• _Listings of boxed layout items_:
◆ ◆ ◆ ◆ ◆ ◆ ◆

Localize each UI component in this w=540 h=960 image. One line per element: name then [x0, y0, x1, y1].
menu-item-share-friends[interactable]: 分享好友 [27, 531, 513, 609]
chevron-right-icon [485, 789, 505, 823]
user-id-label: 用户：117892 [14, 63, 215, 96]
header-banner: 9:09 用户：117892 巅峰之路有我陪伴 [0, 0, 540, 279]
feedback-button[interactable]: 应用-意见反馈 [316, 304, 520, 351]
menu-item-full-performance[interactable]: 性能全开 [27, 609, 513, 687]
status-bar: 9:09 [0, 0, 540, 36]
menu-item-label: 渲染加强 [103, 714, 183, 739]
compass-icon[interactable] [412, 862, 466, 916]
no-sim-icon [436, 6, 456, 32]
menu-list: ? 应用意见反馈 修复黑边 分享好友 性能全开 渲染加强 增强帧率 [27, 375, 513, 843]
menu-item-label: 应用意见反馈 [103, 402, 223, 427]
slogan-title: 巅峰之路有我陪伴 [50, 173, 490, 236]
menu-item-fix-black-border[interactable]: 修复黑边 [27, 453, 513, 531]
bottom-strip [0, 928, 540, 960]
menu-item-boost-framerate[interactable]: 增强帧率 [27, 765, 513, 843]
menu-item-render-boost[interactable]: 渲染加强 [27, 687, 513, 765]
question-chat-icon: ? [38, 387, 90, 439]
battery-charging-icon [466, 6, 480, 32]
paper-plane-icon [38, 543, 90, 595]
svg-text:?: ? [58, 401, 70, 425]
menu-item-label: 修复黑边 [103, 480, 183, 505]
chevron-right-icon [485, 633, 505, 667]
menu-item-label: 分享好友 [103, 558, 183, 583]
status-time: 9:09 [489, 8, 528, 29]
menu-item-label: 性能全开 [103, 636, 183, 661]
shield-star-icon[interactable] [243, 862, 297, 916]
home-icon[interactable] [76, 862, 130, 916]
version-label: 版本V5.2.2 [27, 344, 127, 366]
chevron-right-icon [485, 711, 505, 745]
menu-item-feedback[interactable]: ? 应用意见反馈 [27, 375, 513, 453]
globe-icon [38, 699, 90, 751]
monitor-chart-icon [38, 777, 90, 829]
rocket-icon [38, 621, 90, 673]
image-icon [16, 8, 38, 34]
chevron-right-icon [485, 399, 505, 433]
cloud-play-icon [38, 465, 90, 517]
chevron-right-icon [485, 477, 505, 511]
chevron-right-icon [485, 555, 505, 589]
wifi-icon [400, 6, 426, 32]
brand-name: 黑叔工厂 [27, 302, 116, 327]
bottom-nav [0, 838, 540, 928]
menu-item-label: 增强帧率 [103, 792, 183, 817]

◆ ◆ ◆ ◆ ◆ ◆ ◆

• _Challenge_:
Reproduce every line of the items above without any changes.

• _Written solution_:
Localize each UI component in this w=540 h=960 image. One line per element: name then [x0, y0, x1, y1].
menu-item-share-friends[interactable]: 分享好友 [27, 531, 513, 609]
chevron-right-icon [485, 789, 505, 823]
user-id-label: 用户：117892 [14, 63, 215, 96]
header-banner: 9:09 用户：117892 巅峰之路有我陪伴 [0, 0, 540, 279]
feedback-button[interactable]: 应用-意见反馈 [316, 304, 520, 351]
menu-item-full-performance[interactable]: 性能全开 [27, 609, 513, 687]
status-bar: 9:09 [0, 0, 540, 36]
menu-item-label: 渲染加强 [103, 714, 183, 739]
compass-icon[interactable] [412, 862, 466, 916]
no-sim-icon [436, 6, 456, 32]
menu-list: ? 应用意见反馈 修复黑边 分享好友 性能全开 渲染加强 增强帧率 [27, 375, 513, 843]
menu-item-label: 应用意见反馈 [103, 402, 223, 427]
slogan-title: 巅峰之路有我陪伴 [50, 173, 490, 236]
menu-item-fix-black-border[interactable]: 修复黑边 [27, 453, 513, 531]
bottom-strip [0, 928, 540, 960]
menu-item-boost-framerate[interactable]: 增强帧率 [27, 765, 513, 843]
menu-item-render-boost[interactable]: 渲染加强 [27, 687, 513, 765]
question-chat-icon: ? [38, 387, 90, 439]
battery-charging-icon [466, 6, 480, 32]
paper-plane-icon [38, 543, 90, 595]
svg-text:?: ? [58, 401, 70, 425]
menu-item-label: 修复黑边 [103, 480, 183, 505]
chevron-right-icon [485, 633, 505, 667]
menu-item-label: 分享好友 [103, 558, 183, 583]
status-time: 9:09 [489, 8, 528, 29]
menu-item-label: 性能全开 [103, 636, 183, 661]
shield-star-icon[interactable] [243, 862, 297, 916]
home-icon[interactable] [76, 862, 130, 916]
version-label: 版本V5.2.2 [27, 344, 127, 366]
chevron-right-icon [485, 711, 505, 745]
menu-item-feedback[interactable]: ? 应用意见反馈 [27, 375, 513, 453]
globe-icon [38, 699, 90, 751]
monitor-chart-icon [38, 777, 90, 829]
rocket-icon [38, 621, 90, 673]
image-icon [16, 8, 38, 34]
chevron-right-icon [485, 399, 505, 433]
cloud-play-icon [38, 465, 90, 517]
chevron-right-icon [485, 477, 505, 511]
chevron-right-icon [485, 555, 505, 589]
wifi-icon [400, 6, 426, 32]
brand-name: 黑叔工厂 [27, 302, 116, 327]
bottom-nav [0, 838, 540, 928]
menu-item-label: 增强帧率 [103, 792, 183, 817]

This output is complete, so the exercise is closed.